------ Source extract ------
Reuben Lichter was facing the likelihood of losing his leg, but soon he could be running around after his young daughter after Brisbane surgeons performed a world-first transplant of a 3D printed shinbone.
The pioneering procedure at Princess Alexandra Hospital spared Lichter, 26, an above the knee amputation and showcased Queensland’s trail-blazing surgical expertise.
The spontaneous onset of tibial osteomyelitis had destroyed the majority of Lichter’s tibia. The 3D printed model was inserted to act as scaffolding and wrapped in biological tissue to engineer new bone, according to PAH plastic surgeon Dr Michael Wagels, who led the team.
“A multi-disciplinary operating team involving orthopaedic and plastic surgeons took 14 hours to reconstruct Mr Lichter’s tibia with a 3D printed model,” Wagels said.
“The procedure involved removing tissue from the bone of the adjacent fibula with its blood supply intact and transferring it into the 3D model to cover approximately half of the model with the elements required to transform it into living bone.
“Additional tissue from the opposite knee was also removed and transplanted. This involved microsurgery to connect the blood vessels of the transplanted tissue with the blood supply of the already transferred fibula periosteum. We know from our research that a robust blood supply is a crucial element to the success of the procedure.”
------ Extracted material ------
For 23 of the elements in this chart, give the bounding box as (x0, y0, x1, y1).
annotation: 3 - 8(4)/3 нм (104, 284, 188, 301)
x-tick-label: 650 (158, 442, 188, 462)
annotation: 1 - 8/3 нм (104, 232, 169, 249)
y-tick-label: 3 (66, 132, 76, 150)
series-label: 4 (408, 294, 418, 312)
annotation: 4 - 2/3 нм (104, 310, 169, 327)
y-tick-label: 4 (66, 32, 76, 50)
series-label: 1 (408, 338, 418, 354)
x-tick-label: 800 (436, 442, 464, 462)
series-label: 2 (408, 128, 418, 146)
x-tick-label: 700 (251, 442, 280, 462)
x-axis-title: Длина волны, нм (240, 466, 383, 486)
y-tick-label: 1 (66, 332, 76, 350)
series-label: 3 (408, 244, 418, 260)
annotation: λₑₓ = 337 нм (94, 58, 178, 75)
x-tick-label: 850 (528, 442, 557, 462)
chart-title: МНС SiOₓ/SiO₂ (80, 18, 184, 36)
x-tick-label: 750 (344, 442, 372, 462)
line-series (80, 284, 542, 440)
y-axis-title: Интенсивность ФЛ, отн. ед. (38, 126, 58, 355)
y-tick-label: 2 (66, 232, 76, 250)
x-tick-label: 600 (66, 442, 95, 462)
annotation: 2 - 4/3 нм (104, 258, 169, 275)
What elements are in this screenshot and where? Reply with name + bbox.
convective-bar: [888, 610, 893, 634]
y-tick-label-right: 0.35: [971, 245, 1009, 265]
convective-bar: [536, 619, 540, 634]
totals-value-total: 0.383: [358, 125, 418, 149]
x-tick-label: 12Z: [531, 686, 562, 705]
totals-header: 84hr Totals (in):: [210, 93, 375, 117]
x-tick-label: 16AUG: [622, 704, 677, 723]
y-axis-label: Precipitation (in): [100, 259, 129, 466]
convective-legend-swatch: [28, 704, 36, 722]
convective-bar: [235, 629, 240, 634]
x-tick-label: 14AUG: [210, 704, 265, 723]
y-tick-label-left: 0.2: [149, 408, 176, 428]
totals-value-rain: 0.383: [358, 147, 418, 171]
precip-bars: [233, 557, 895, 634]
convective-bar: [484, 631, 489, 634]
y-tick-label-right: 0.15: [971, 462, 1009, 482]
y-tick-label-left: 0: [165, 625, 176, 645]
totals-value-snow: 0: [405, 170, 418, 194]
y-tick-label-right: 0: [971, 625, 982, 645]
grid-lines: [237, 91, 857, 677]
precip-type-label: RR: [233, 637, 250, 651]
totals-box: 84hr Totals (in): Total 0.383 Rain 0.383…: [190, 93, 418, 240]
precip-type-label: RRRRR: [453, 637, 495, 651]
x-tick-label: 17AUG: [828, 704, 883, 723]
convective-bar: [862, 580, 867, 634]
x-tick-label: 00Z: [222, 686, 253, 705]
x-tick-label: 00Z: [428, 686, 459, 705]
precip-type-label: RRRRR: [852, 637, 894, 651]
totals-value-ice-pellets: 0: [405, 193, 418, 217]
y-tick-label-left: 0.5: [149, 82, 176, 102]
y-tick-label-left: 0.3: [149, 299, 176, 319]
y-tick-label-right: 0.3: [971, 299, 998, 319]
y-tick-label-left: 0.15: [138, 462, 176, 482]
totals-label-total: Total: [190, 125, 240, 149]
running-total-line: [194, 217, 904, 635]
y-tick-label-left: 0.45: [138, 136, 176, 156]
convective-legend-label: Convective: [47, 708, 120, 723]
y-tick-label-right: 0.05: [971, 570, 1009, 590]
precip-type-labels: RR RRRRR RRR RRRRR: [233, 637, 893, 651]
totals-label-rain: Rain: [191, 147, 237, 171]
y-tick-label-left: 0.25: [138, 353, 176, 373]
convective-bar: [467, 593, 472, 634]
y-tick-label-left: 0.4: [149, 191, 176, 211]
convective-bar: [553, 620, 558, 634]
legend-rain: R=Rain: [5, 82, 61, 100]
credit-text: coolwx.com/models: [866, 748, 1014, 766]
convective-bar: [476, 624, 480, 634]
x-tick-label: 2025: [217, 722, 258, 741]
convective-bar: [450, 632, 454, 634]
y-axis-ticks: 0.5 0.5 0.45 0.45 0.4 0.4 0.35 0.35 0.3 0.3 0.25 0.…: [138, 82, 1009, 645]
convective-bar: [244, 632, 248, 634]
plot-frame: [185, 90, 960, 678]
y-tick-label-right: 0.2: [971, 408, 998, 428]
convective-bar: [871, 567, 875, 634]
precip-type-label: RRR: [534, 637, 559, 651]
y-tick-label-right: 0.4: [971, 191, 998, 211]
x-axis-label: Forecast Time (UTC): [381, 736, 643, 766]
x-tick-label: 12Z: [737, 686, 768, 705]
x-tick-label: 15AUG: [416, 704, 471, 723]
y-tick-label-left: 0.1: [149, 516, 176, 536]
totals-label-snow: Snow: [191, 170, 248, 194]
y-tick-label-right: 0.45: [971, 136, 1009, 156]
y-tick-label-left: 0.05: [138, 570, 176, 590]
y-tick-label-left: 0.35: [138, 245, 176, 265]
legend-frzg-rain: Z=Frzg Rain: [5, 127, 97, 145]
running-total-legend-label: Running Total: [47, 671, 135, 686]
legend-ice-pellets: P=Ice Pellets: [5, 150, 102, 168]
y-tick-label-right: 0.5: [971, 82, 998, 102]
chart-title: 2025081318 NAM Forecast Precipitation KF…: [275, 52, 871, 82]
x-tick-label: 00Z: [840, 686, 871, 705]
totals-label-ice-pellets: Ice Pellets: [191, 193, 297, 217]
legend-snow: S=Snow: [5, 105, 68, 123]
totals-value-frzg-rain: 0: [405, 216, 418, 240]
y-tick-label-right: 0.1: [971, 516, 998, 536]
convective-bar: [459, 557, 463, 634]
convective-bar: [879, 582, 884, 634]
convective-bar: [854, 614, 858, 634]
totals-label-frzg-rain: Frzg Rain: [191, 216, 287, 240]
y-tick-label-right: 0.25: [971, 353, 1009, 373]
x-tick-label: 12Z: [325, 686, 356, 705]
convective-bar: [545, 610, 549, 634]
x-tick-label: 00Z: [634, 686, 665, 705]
------
## Problems and tasks
**a)** Please extract from the article on the 3D printed shinbone transplant the passage that begins at the words that contain "Reuben Lichter was" and stops after "led the team.".
**b)** Write what comes next in the shinbone transplant article, picking up after its final sentence.

## Responses for each task
**a)**
Reuben Lichter was facing the likelihood of losing his leg, but soon he could be running around after his young daughter after Brisbane surgeons performed a world-first transplant of a 3D printed shinbone.
The pioneering procedure at Princess Alexandra Hospital spared Lichter, 26, an above the knee amputation and showcased Queensland’s trail-blazing surgical expertise.
The spontaneous onset of tibial osteomyelitis had destroyed the majority of Lichter’s tibia. The 3D printed model was inserted to act as scaffolding and wrapped in biological tissue to engineer new bone, according to PAH plastic surgeon Dr Michael Wagels, who led the team.

**b)**
The first person in the world to have a 3D printed tibia transplant said he was willing to undergo the ground-breaking procedure if it meant his leg could be saved.
“Straight away I said, ‘Yep let’s do it.’ I didn’t care that it was experimental. I would do anything to save my leg,” Lichter said.
While the full outcome of the surgery won’t be known for 18 months, Minister for Health Cameron Dick said it is an example of the world-leading innovation of the state’s health system.
“Innovative and ground-breaking treatments and technologies such as this world-first surgery offer new hope for Queensland patients,” Dick said.
“I am humbled and inspired by the outstanding work Queensland Health clinicians do in our public hospitals each and every day.”